**What to produce**: Omit all images. Write out the rest of the material exactly.

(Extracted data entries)
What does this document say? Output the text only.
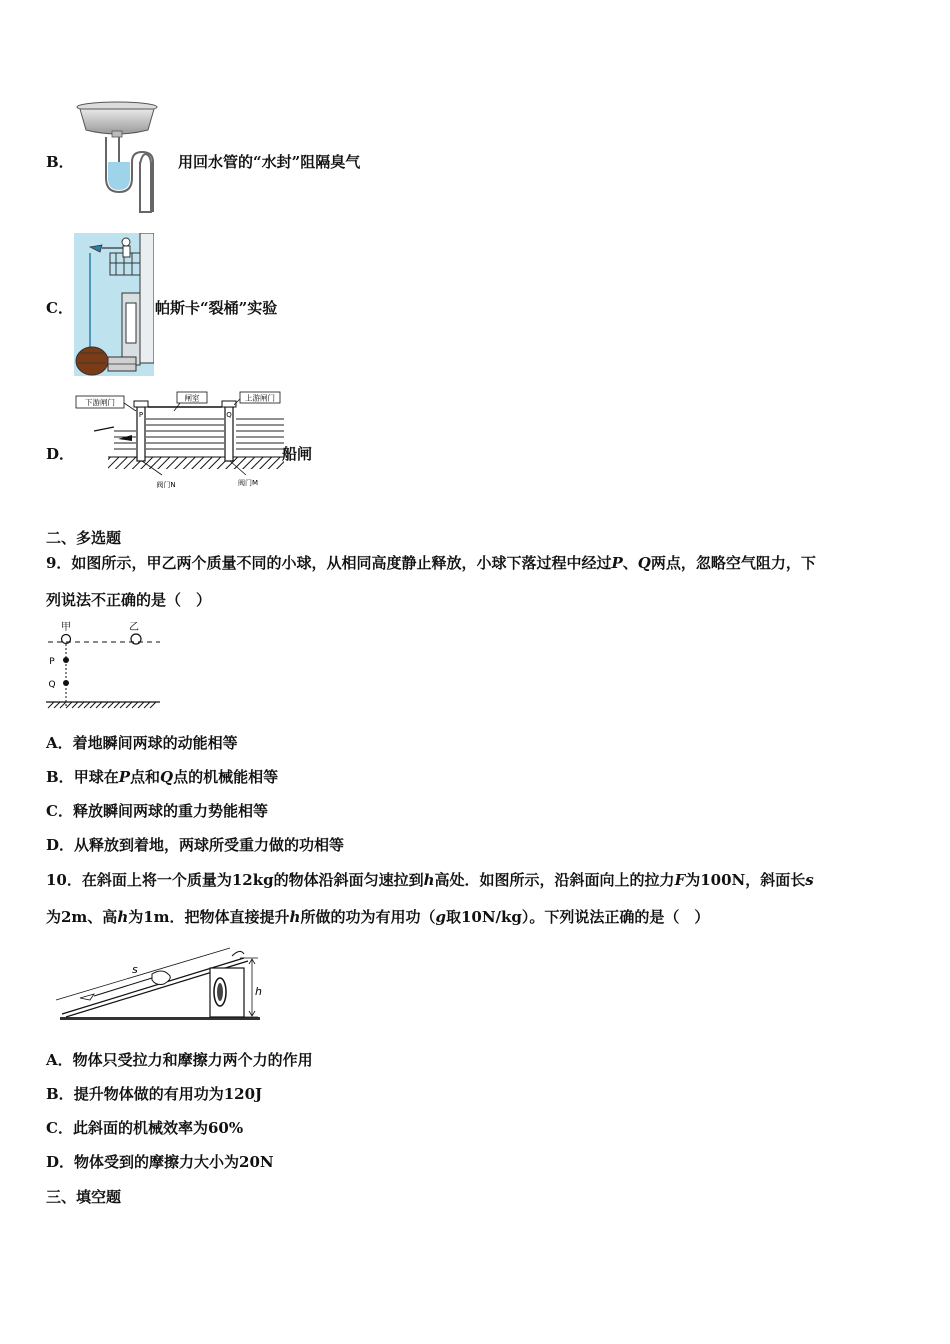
B．	用回水管的“水封”阻隔臭气
C．	帕斯卡“裂桶”实验
D．
下游闸门	闸室	上游闸门
P	Q
阀门N	阀门M
船闸
二、多选题
9．如图所示，甲乙两个质量不同的小球，从相同高度静止释放，小球下落过程中经过P、Q两点，忽略空气阻力，下
列说法不正确的是（　）
甲	乙
P
Q
A．着地瞬间两球的动能相等
B．甲球在P点和Q点的机械能相等
C．释放瞬间两球的重力势能相等
D．从释放到着地，两球所受重力做的功相等
10．在斜面上将一个质量为12kg的物体沿斜面匀速拉到h高处．如图所示，沿斜面向上的拉力F为100N，斜面长s
为2m、高h为1m．把物体直接提升h所做的功为有用功（g取10N/kg）。下列说法正确的是（　）
h
s
A．物体只受拉力和摩擦力两个力的作用
B．提升物体做的有用功为120J
C．此斜面的机械效率为60%
D．物体受到的摩擦力大小为20N
三、填空题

**Output**:
What does this document say? Output the text only.
B．	用回水管的“水封”阻隔臭气
C．	帕斯卡“裂桶”实验
D．
下游闸门	闸室	上游闸门
P	Q
阀门N	阀门M
船闸
二、多选题
9．如图所示，甲乙两个质量不同的小球，从相同高度静止释放，小球下落过程中经过P、Q两点，忽略空气阻力，下
列说法不正确的是（　）
甲	乙
P
Q
A．着地瞬间两球的动能相等
B．甲球在P点和Q点的机械能相等
C．释放瞬间两球的重力势能相等
D．从释放到着地，两球所受重力做的功相等
10．在斜面上将一个质量为12kg的物体沿斜面匀速拉到h高处．如图所示，沿斜面向上的拉力F为100N，斜面长s
为2m、高h为1m．把物体直接提升h所做的功为有用功（g取10N/kg）。下列说法正确的是（　）
h
s
A．物体只受拉力和摩擦力两个力的作用
B．提升物体做的有用功为120J
C．此斜面的机械效率为60%
D．物体受到的摩擦力大小为20N
三、填空题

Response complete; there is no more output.